- **Stated task**: Each record must be reproduced exactly as it is shown.

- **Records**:
* * *
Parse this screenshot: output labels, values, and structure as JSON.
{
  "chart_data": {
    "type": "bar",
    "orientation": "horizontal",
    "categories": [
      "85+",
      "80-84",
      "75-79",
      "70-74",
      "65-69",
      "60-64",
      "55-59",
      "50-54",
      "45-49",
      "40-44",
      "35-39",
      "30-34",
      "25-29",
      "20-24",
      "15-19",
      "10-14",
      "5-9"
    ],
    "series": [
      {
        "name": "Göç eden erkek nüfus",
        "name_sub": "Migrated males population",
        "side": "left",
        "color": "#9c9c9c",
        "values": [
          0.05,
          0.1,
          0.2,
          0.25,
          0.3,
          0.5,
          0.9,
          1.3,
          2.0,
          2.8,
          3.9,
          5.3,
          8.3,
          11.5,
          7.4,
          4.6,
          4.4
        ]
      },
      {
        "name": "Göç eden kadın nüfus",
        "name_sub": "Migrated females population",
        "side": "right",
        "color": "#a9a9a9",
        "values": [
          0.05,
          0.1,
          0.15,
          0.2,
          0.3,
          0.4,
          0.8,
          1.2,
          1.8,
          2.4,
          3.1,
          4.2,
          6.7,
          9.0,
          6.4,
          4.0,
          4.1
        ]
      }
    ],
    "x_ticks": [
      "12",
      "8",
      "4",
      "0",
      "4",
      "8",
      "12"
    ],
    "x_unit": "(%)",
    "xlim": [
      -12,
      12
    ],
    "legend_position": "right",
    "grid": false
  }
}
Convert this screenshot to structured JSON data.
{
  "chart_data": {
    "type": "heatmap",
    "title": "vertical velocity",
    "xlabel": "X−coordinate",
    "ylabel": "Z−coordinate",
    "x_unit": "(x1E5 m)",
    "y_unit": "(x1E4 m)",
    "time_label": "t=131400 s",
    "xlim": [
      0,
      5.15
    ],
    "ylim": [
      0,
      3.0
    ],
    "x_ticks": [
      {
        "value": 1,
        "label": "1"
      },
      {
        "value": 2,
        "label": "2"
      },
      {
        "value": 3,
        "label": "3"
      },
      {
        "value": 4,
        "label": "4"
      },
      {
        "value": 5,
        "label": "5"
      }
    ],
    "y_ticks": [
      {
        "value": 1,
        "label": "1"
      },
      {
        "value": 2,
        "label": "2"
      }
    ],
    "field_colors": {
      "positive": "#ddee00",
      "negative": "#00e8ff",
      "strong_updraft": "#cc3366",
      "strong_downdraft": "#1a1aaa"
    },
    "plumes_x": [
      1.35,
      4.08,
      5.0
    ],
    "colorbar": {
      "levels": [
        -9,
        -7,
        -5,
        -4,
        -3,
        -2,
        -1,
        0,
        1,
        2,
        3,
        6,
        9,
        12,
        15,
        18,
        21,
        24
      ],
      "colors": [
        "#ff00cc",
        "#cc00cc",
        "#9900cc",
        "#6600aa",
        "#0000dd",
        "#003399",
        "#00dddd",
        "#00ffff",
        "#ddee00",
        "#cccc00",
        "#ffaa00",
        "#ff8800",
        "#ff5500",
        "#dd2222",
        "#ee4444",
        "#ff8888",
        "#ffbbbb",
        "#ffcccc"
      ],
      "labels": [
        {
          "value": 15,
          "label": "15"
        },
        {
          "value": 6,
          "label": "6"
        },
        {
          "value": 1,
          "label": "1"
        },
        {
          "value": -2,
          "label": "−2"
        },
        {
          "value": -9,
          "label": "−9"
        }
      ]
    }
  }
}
* * *
- **Result of this exercise**:
Parse this screenshot: output labels, values, and structure as JSON.
{
  "chart_data": {
    "type": "bar",
    "orientation": "horizontal",
    "categories": [
      "85+",
      "80-84",
      "75-79",
      "70-74",
      "65-69",
      "60-64",
      "55-59",
      "50-54",
      "45-49",
      "40-44",
      "35-39",
      "30-34",
      "25-29",
      "20-24",
      "15-19",
      "10-14",
      "5-9"
    ],
    "series": [
      {
        "name": "Göç eden erkek nüfus",
        "name_sub": "Migrated males population",
        "side": "left",
        "color": "#9c9c9c",
        "values": [
          0.05,
          0.1,
          0.2,
          0.25,
          0.3,
          0.5,
          0.9,
          1.3,
          2.0,
          2.8,
          3.9,
          5.3,
          8.3,
          11.5,
          7.4,
          4.6,
          4.4
        ]
      },
      {
        "name": "Göç eden kadın nüfus",
        "name_sub": "Migrated females population",
        "side": "right",
        "color": "#a9a9a9",
        "values": [
          0.05,
          0.1,
          0.15,
          0.2,
          0.3,
          0.4,
          0.8,
          1.2,
          1.8,
          2.4,
          3.1,
          4.2,
          6.7,
          9.0,
          6.4,
          4.0,
          4.1
        ]
      }
    ],
    "x_ticks": [
      "12",
      "8",
      "4",
      "0",
      "4",
      "8",
      "12"
    ],
    "x_unit": "(%)",
    "xlim": [
      -12,
      12
    ],
    "legend_position": "right",
    "grid": false
  }
}
Convert this screenshot to structured JSON data.
{
  "chart_data": {
    "type": "heatmap",
    "title": "vertical velocity",
    "xlabel": "X−coordinate",
    "ylabel": "Z−coordinate",
    "x_unit": "(x1E5 m)",
    "y_unit": "(x1E4 m)",
    "time_label": "t=131400 s",
    "xlim": [
      0,
      5.15
    ],
    "ylim": [
      0,
      3.0
    ],
    "x_ticks": [
      {
        "value": 1,
        "label": "1"
      },
      {
        "value": 2,
        "label": "2"
      },
      {
        "value": 3,
        "label": "3"
      },
      {
        "value": 4,
        "label": "4"
      },
      {
        "value": 5,
        "label": "5"
      }
    ],
    "y_ticks": [
      {
        "value": 1,
        "label": "1"
      },
      {
        "value": 2,
        "label": "2"
      }
    ],
    "field_colors": {
      "positive": "#ddee00",
      "negative": "#00e8ff",
      "strong_updraft": "#cc3366",
      "strong_downdraft": "#1a1aaa"
    },
    "plumes_x": [
      1.35,
      4.08,
      5.0
    ],
    "colorbar": {
      "levels": [
        -9,
        -7,
        -5,
        -4,
        -3,
        -2,
        -1,
        0,
        1,
        2,
        3,
        6,
        9,
        12,
        15,
        18,
        21,
        24
      ],
      "colors": [
        "#ff00cc",
        "#cc00cc",
        "#9900cc",
        "#6600aa",
        "#0000dd",
        "#003399",
        "#00dddd",
        "#00ffff",
        "#ddee00",
        "#cccc00",
        "#ffaa00",
        "#ff8800",
        "#ff5500",
        "#dd2222",
        "#ee4444",
        "#ff8888",
        "#ffbbbb",
        "#ffcccc"
      ],
      "labels": [
        {
          "value": 15,
          "label": "15"
        },
        {
          "value": 6,
          "label": "6"
        },
        {
          "value": 1,
          "label": "1"
        },
        {
          "value": -2,
          "label": "−2"
        },
        {
          "value": -9,
          "label": "−9"
        }
      ]
    }
  }
}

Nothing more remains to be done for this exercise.